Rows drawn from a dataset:
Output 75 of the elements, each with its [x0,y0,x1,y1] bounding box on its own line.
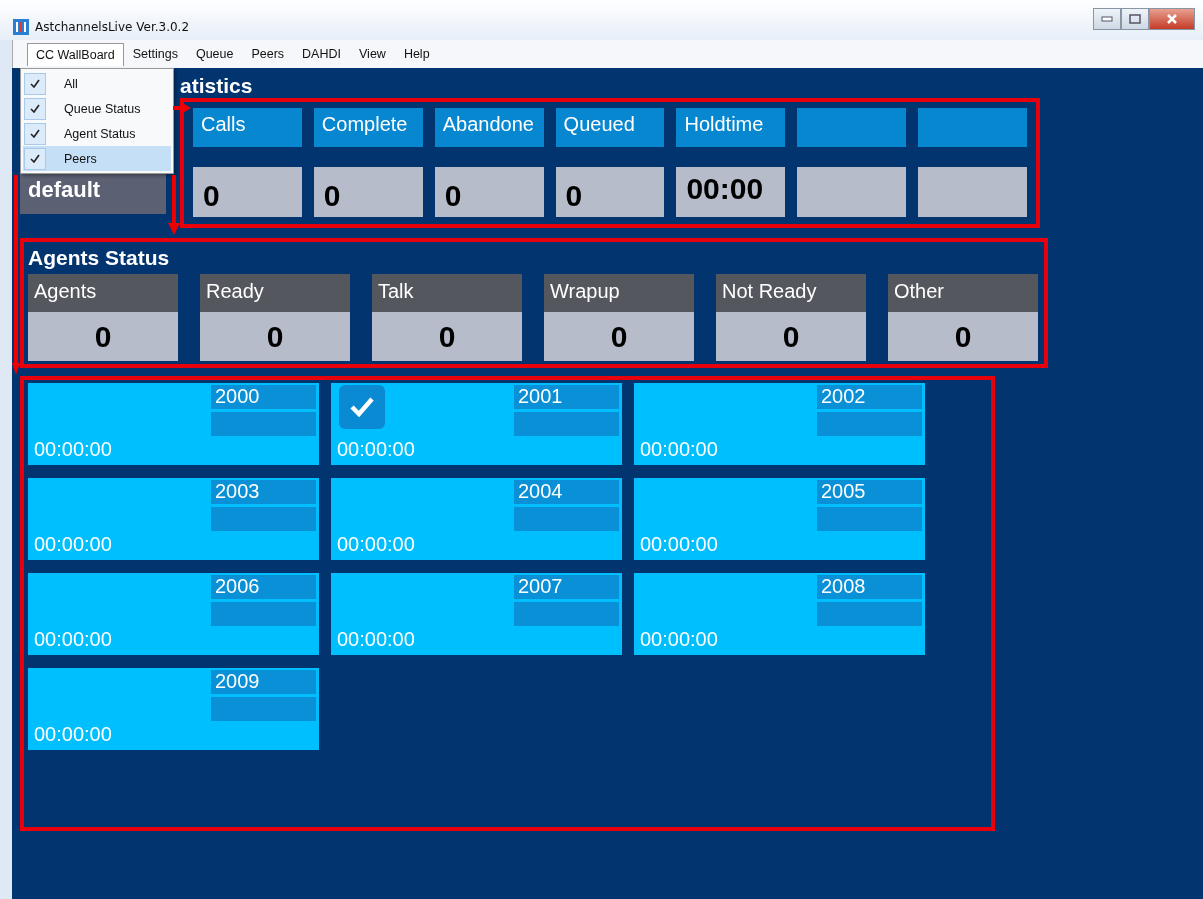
agent-stat-header: Other [888,274,1038,312]
peer-tile[interactable]: 2003 00:00:00 [28,478,319,560]
extension-number: 2003 [211,480,316,504]
extension-number: 2001 [514,385,619,409]
extension-number: 2008 [817,575,922,599]
agent-stat-value: 0 [716,312,866,361]
stat-header: Queued [555,108,665,147]
peer-timer: 00:00:00 [34,723,112,746]
window-title: AstchannelsLive Ver.3.0.2 [35,20,190,34]
agent-stat-header: Talk [372,274,522,312]
agent-stat-value: 0 [372,312,522,361]
menu-entry[interactable]: Queue Status [23,96,171,121]
peer-tile[interactable]: 2005 00:00:00 [634,478,925,560]
maximize-button[interactable] [1121,8,1149,30]
extension-number: 2004 [514,480,619,504]
stat-value: 0 [434,167,544,217]
menu-entry[interactable]: Agent Status [23,121,171,146]
peer-tile[interactable]: 2001 00:00:00 [331,383,622,465]
stat-value: 0 [313,167,423,217]
agent-stat-header: Ready [200,274,350,312]
stat-value: 0 [193,167,302,217]
stat-value: 00:00 [676,167,786,217]
extension-number: 2000 [211,385,316,409]
peer-tile[interactable]: 2007 00:00:00 [331,573,622,655]
peer-tile[interactable]: 2000 00:00:00 [28,383,319,465]
menu-entry[interactable]: All [23,71,171,96]
peer-tile[interactable]: 2004 00:00:00 [331,478,622,560]
stat-value: 0 [555,167,665,217]
agent-stat-header: Not Ready [716,274,866,312]
menu-item[interactable]: Queue [186,42,243,66]
peer-timer: 00:00:00 [640,533,718,556]
peer-timer: 00:00:00 [640,438,718,461]
peer-timer: 00:00:00 [34,628,112,651]
annotation-arrow [173,102,191,114]
peer-tile[interactable]: 2006 00:00:00 [28,573,319,655]
stat-header: Holdtime [676,108,786,147]
menu-item[interactable]: Peers [242,42,294,66]
agent-stat-header: Agents [28,274,178,312]
annotation-arrow [168,175,180,235]
stat-header: Complete [313,108,423,147]
stat-header: Calls [193,108,302,147]
peer-timer: 00:00:00 [34,533,112,556]
peer-timer: 00:00:00 [34,438,112,461]
menu-item[interactable]: DAHDI [293,42,350,66]
menu-item[interactable]: View [350,42,395,66]
maximize-icon [1129,14,1141,24]
peer-timer: 00:00:00 [640,628,718,651]
app-icon [13,19,29,35]
peer-tile[interactable]: 2002 00:00:00 [634,383,925,465]
peer-tile[interactable]: 2008 00:00:00 [634,573,925,655]
peer-timer: 00:00:00 [337,533,415,556]
agent-stat-value: 0 [28,312,178,361]
agent-stat-value: 0 [544,312,694,361]
agent-stat-value: 0 [888,312,1038,361]
close-icon [1166,14,1178,24]
minimize-button[interactable] [1093,8,1121,30]
peer-tile[interactable]: 2009 00:00:00 [28,668,319,750]
menu-item[interactable]: Help [394,42,439,66]
extension-number: 2002 [817,385,922,409]
extension-number: 2009 [211,670,316,694]
extension-number: 2007 [514,575,619,599]
agent-stat-value: 0 [200,312,350,361]
extension-number: 2005 [817,480,922,504]
close-button[interactable] [1149,8,1195,30]
extension-number: 2006 [211,575,316,599]
stat-header: Abandone [434,108,544,147]
menu-item[interactable]: CC WallBoard [27,42,124,66]
menu-entry[interactable]: Peers [23,146,171,171]
peer-timer: 00:00:00 [337,628,415,651]
section-title: atistics [180,74,254,98]
section-title: Agents Status [28,246,171,270]
minimize-icon [1101,16,1113,22]
menu-item[interactable]: Settings [123,42,187,66]
agent-stat-header: Wrapup [544,274,694,312]
peer-timer: 00:00:00 [337,438,415,461]
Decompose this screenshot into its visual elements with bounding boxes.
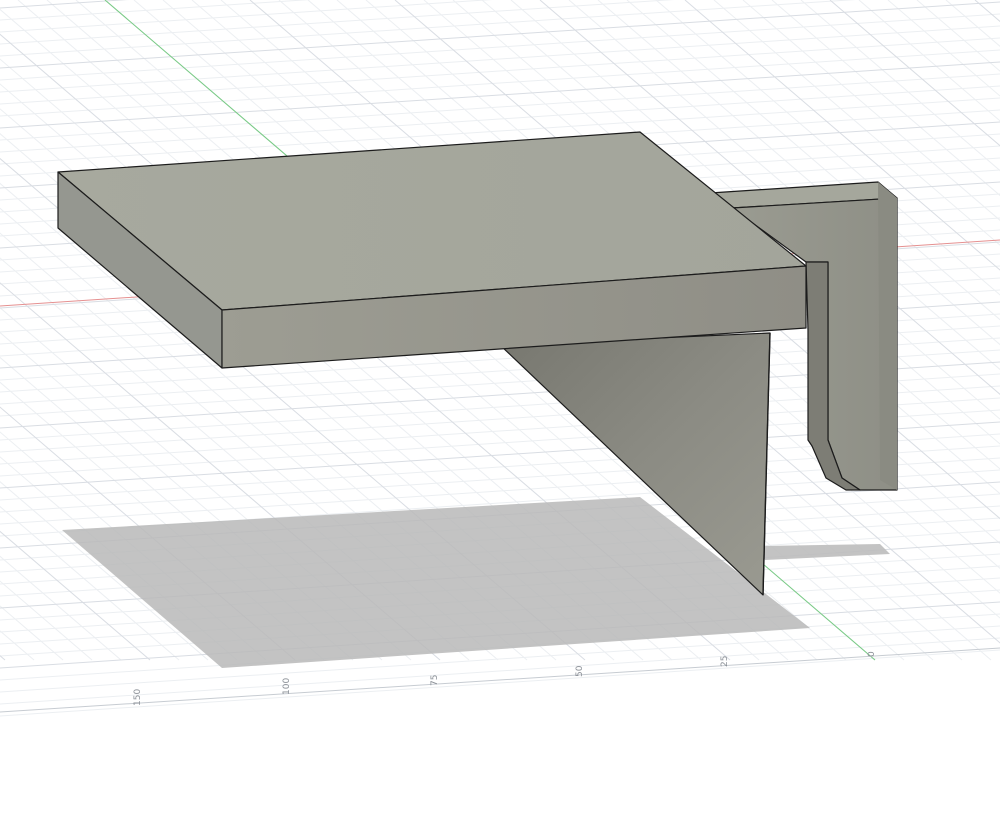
ruler-tick-label: 150 bbox=[133, 689, 143, 706]
grid-line bbox=[0, 0, 129, 9]
viewport-canvas[interactable]: 150 100 75 50 25 0 bbox=[0, 0, 1000, 809]
grid-line bbox=[0, 73, 1000, 141]
hook-side-face[interactable] bbox=[878, 182, 897, 490]
ruler-tick-label: 75 bbox=[430, 675, 440, 686]
ruler-tick-label: 25 bbox=[720, 656, 730, 667]
grid-line bbox=[0, 61, 1000, 129]
ruler-tick-label: 50 bbox=[575, 665, 585, 677]
ruler-tick-label: 100 bbox=[282, 678, 292, 695]
3d-viewport[interactable]: 150 100 75 50 25 0 bbox=[0, 0, 1000, 809]
ruler-tick-label: 0 bbox=[867, 651, 877, 657]
grid-line bbox=[0, 13, 1000, 81]
grid-line bbox=[0, 25, 1000, 93]
grid-line bbox=[0, 49, 1000, 117]
grid-line bbox=[0, 37, 1000, 105]
grid-line bbox=[0, 655, 6, 661]
grid-line bbox=[0, 1, 1000, 69]
hook-shadow bbox=[760, 544, 890, 560]
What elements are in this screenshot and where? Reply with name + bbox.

*TASK INSTRUCTIONS*
Reproduce every line of the data above verbatim, leaving out the pictures.

*REPLY*
Output 75 of the elements, each with its [x0,y0,x1,y1] bounding box on its own line.
agent-stat-header: Other [888,274,1038,312]
peer-tile[interactable]: 2003 00:00:00 [28,478,319,560]
extension-number: 2003 [211,480,316,504]
extension-number: 2001 [514,385,619,409]
extension-number: 2008 [817,575,922,599]
agent-stat-value: 0 [716,312,866,361]
stat-header: Queued [555,108,665,147]
peer-timer: 00:00:00 [34,723,112,746]
window-title: AstchannelsLive Ver.3.0.2 [35,20,190,34]
agent-stat-header: Talk [372,274,522,312]
agent-stat-value: 0 [372,312,522,361]
menu-entry[interactable]: Queue Status [23,96,171,121]
peer-tile[interactable]: 2005 00:00:00 [634,478,925,560]
maximize-button[interactable] [1121,8,1149,30]
extension-number: 2004 [514,480,619,504]
stat-value: 0 [434,167,544,217]
menu-entry[interactable]: Agent Status [23,121,171,146]
peer-tile[interactable]: 2001 00:00:00 [331,383,622,465]
stat-value: 0 [313,167,423,217]
agent-stat-header: Ready [200,274,350,312]
stat-value: 0 [193,167,302,217]
stat-value: 00:00 [676,167,786,217]
extension-number: 2000 [211,385,316,409]
peer-tile[interactable]: 2007 00:00:00 [331,573,622,655]
peer-tile[interactable]: 2000 00:00:00 [28,383,319,465]
menu-entry[interactable]: All [23,71,171,96]
peer-tile[interactable]: 2004 00:00:00 [331,478,622,560]
stat-value: 0 [555,167,665,217]
agent-stat-header: Not Ready [716,274,866,312]
menu-item[interactable]: Queue [186,42,243,66]
peer-timer: 00:00:00 [640,533,718,556]
peer-timer: 00:00:00 [640,438,718,461]
peer-timer: 00:00:00 [34,628,112,651]
annotation-arrow [173,102,191,114]
peer-tile[interactable]: 2006 00:00:00 [28,573,319,655]
stat-header: Holdtime [676,108,786,147]
menu-item[interactable]: Peers [242,42,294,66]
agent-stat-header: Agents [28,274,178,312]
annotation-arrow [168,175,180,235]
stat-header: Complete [313,108,423,147]
stat-header: Calls [193,108,302,147]
peer-timer: 00:00:00 [34,533,112,556]
peer-timer: 00:00:00 [34,438,112,461]
menu-item[interactable]: DAHDI [293,42,350,66]
menu-item[interactable]: View [350,42,395,66]
maximize-icon [1129,14,1141,24]
peer-timer: 00:00:00 [640,628,718,651]
app-icon [13,19,29,35]
peer-tile[interactable]: 2002 00:00:00 [634,383,925,465]
peer-tile[interactable]: 2008 00:00:00 [634,573,925,655]
peer-timer: 00:00:00 [337,533,415,556]
agent-stat-value: 0 [28,312,178,361]
agent-stat-value: 0 [544,312,694,361]
agent-stat-value: 0 [888,312,1038,361]
close-icon [1166,14,1178,24]
minimize-button[interactable] [1093,8,1121,30]
peer-tile[interactable]: 2009 00:00:00 [28,668,319,750]
menu-item[interactable]: Help [394,42,439,66]
extension-number: 2002 [817,385,922,409]
extension-number: 2009 [211,670,316,694]
extension-number: 2007 [514,575,619,599]
agent-stat-value: 0 [200,312,350,361]
extension-number: 2005 [817,480,922,504]
close-button[interactable] [1149,8,1195,30]
extension-number: 2006 [211,575,316,599]
stat-header: Abandone [434,108,544,147]
menu-item[interactable]: CC WallBoard [27,42,124,66]
menu-entry[interactable]: Peers [23,146,171,171]
peer-timer: 00:00:00 [337,628,415,651]
section-title: atistics [180,74,254,98]
section-title: Agents Status [28,246,171,270]
minimize-icon [1101,16,1113,22]
menu-item[interactable]: Settings [123,42,187,66]
agent-stat-header: Wrapup [544,274,694,312]
peer-timer: 00:00:00 [337,438,415,461]
Decompose this screenshot into its visual elements with bounding boxes.
ruler-tick-label: 150 bbox=[133, 689, 143, 706]
grid-line bbox=[0, 0, 129, 9]
viewport-canvas[interactable]: 150 100 75 50 25 0 bbox=[0, 0, 1000, 809]
grid-line bbox=[0, 73, 1000, 141]
hook-side-face[interactable] bbox=[878, 182, 897, 490]
ruler-tick-label: 75 bbox=[430, 675, 440, 686]
ruler-tick-label: 25 bbox=[720, 656, 730, 667]
grid-line bbox=[0, 61, 1000, 129]
ruler-tick-label: 50 bbox=[575, 665, 585, 677]
ruler-tick-label: 100 bbox=[282, 678, 292, 695]
3d-viewport[interactable]: 150 100 75 50 25 0 bbox=[0, 0, 1000, 809]
ruler-tick-label: 0 bbox=[867, 651, 877, 657]
grid-line bbox=[0, 13, 1000, 81]
grid-line bbox=[0, 25, 1000, 93]
grid-line bbox=[0, 49, 1000, 117]
grid-line bbox=[0, 37, 1000, 105]
grid-line bbox=[0, 655, 6, 661]
grid-line bbox=[0, 1, 1000, 69]
hook-shadow bbox=[760, 544, 890, 560]
What elements are in this screenshot and where? Reply with name + bbox.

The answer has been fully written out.